──────── PROVIDED RECORDS
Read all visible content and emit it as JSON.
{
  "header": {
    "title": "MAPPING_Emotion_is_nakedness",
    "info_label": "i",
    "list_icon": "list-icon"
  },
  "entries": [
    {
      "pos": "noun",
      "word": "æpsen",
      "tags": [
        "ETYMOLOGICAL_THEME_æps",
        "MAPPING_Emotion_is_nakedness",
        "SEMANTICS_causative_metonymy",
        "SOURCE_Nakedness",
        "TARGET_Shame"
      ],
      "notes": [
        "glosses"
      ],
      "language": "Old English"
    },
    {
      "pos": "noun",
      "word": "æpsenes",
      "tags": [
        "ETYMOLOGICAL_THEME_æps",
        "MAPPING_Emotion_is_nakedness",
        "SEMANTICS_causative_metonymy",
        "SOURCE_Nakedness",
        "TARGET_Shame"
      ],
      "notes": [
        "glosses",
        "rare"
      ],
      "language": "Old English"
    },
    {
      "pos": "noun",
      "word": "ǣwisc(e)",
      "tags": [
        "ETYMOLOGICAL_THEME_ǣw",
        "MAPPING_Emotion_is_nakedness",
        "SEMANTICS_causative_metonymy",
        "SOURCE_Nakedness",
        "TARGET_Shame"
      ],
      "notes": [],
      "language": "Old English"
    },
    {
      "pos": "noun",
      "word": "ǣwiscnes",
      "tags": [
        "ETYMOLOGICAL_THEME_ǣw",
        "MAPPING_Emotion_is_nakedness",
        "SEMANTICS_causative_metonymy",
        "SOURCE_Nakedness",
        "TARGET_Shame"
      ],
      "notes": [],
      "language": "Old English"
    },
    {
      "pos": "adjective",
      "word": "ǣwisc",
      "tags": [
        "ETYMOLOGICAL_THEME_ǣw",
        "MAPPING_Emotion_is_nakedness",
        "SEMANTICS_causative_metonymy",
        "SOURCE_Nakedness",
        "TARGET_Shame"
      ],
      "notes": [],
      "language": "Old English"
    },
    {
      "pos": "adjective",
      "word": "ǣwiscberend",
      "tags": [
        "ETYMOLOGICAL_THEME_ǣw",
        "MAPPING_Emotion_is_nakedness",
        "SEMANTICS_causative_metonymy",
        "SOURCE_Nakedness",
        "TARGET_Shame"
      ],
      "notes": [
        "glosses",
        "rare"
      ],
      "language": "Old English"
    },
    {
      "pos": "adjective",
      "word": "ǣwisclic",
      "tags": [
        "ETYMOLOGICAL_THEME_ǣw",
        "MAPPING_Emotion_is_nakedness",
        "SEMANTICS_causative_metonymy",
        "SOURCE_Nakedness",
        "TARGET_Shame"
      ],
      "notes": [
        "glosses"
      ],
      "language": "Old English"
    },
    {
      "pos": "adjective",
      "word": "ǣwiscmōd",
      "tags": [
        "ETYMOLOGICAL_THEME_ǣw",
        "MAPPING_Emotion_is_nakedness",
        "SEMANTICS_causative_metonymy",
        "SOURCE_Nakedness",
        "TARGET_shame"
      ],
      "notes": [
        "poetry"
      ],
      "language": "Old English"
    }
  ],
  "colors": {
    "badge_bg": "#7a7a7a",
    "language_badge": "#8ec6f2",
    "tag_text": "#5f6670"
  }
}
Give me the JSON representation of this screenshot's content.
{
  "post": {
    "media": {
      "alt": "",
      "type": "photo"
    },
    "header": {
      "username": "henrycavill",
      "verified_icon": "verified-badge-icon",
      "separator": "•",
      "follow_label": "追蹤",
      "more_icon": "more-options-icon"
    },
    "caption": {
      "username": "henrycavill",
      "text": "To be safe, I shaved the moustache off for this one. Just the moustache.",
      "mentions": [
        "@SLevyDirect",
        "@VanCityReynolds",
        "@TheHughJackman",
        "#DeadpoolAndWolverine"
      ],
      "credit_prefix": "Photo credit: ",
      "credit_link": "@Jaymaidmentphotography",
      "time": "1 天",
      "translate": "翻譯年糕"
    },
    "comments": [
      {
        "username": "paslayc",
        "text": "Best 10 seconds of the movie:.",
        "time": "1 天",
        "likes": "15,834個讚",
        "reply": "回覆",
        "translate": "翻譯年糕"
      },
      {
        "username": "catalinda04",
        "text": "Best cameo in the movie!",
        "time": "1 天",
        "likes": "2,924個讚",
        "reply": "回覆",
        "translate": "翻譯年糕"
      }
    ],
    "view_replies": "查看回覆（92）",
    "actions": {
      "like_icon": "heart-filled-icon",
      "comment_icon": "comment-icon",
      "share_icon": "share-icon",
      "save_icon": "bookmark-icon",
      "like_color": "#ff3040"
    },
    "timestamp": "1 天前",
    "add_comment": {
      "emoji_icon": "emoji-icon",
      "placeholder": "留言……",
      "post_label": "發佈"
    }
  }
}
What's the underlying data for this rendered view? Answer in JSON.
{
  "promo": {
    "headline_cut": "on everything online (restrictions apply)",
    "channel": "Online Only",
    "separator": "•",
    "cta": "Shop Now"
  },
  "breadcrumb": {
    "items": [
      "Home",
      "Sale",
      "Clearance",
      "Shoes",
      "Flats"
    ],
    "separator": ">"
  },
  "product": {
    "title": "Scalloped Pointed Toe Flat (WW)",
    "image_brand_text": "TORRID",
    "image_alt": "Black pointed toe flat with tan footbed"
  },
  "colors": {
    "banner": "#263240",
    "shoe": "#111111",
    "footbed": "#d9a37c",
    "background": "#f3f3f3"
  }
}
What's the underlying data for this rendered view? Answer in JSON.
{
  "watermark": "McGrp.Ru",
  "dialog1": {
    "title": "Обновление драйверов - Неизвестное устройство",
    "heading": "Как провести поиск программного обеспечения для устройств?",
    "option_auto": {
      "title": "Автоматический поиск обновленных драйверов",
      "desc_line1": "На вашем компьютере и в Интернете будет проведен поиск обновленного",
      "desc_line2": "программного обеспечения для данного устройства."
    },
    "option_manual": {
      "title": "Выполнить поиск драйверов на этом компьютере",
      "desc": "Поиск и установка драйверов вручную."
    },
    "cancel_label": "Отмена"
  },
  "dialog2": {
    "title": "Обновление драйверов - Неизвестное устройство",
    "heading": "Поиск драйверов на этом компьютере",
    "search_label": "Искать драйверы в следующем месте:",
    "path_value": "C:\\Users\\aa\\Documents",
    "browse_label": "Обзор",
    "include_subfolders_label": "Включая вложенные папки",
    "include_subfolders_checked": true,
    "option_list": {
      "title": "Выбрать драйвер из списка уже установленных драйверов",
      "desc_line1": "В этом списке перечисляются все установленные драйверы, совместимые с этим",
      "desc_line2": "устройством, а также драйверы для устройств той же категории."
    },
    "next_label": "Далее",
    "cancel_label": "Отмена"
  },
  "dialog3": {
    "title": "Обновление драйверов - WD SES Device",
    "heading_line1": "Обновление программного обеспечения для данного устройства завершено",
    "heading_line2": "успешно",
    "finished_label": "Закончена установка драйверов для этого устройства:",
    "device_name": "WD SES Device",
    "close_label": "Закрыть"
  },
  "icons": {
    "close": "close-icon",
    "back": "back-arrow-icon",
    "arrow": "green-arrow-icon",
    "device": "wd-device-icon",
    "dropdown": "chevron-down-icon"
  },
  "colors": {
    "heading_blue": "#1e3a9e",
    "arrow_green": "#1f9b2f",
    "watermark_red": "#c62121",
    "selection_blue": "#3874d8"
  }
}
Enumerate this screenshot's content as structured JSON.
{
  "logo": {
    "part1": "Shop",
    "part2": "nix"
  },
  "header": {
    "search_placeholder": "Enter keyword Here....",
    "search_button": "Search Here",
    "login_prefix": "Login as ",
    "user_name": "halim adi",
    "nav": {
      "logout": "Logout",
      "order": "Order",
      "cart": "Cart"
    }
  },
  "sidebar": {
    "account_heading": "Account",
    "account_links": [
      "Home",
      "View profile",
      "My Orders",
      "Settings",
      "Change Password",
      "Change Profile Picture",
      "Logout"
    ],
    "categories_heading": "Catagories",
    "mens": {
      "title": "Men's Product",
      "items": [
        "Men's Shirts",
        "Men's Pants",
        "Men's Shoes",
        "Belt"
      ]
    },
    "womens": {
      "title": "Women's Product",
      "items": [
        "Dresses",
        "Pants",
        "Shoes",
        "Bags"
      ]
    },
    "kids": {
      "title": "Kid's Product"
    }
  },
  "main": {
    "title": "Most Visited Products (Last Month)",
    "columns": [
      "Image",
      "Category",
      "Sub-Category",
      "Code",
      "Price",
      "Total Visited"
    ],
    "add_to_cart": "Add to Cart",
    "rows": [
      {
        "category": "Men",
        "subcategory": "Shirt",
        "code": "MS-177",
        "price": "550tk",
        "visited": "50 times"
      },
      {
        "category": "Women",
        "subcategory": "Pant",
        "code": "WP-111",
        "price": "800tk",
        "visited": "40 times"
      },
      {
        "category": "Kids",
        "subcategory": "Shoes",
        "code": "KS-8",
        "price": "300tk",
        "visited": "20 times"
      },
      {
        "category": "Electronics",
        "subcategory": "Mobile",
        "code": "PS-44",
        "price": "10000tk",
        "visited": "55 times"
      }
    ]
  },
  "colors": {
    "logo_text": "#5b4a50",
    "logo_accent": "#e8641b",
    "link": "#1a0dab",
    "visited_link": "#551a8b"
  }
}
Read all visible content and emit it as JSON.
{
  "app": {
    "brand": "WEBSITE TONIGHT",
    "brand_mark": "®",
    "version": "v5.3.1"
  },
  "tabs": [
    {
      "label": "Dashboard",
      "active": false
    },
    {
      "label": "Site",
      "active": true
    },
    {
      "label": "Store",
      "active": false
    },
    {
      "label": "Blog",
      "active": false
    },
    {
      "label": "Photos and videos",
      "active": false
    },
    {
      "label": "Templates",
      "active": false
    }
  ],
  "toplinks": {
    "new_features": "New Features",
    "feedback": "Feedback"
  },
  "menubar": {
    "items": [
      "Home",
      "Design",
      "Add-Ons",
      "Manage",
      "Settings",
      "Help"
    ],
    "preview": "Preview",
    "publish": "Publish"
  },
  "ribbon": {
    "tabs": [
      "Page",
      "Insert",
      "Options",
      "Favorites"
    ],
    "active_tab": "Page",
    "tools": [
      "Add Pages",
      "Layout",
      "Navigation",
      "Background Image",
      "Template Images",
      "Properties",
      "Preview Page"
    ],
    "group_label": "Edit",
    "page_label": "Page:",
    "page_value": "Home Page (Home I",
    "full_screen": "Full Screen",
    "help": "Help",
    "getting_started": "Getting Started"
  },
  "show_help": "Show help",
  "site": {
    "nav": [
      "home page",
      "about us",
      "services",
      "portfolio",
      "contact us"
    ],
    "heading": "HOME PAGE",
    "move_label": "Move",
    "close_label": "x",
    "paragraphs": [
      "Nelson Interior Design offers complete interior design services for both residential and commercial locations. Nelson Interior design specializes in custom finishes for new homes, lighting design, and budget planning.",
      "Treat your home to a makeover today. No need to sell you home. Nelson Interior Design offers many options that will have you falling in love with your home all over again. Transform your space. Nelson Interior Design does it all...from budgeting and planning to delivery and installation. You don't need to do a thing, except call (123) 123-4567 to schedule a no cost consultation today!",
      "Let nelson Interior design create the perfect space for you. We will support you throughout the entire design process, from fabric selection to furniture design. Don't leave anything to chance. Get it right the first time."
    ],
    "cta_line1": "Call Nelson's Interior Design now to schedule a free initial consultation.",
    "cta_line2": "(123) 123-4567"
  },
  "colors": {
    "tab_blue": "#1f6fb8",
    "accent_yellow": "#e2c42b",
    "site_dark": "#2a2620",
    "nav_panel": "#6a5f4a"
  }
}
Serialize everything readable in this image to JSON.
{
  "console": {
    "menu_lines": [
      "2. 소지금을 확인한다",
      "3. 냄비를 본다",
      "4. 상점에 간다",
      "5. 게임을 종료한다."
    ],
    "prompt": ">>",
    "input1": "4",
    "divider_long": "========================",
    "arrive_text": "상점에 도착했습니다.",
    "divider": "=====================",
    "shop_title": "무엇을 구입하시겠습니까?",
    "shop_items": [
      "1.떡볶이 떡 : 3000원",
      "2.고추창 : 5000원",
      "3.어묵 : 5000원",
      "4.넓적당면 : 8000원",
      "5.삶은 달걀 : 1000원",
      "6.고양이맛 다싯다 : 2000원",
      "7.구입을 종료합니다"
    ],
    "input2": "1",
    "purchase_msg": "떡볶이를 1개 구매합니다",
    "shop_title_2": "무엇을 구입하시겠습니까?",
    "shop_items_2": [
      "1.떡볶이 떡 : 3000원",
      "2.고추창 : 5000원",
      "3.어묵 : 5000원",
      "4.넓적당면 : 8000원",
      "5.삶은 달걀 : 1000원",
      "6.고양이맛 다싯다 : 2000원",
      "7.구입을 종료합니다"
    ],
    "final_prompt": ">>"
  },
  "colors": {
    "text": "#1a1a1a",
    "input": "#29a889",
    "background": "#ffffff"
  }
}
────────────────
**PROMPT**
Copy each line of the listing that includes "with".

**ANSWER**
    "image_alt": "Black pointed toe flat with tan footbed"
      "Treat your home to a makeover today. No need to sell you home. Nelson Interior Design offers many options that will have you falling in love with your home all over again. Transform your space. Nelson Interior Design does it all...from budgeting and planning to delivery and installation. You don't need to do a thing, except call (123) 123-4567 to schedule a no cost consultation today!",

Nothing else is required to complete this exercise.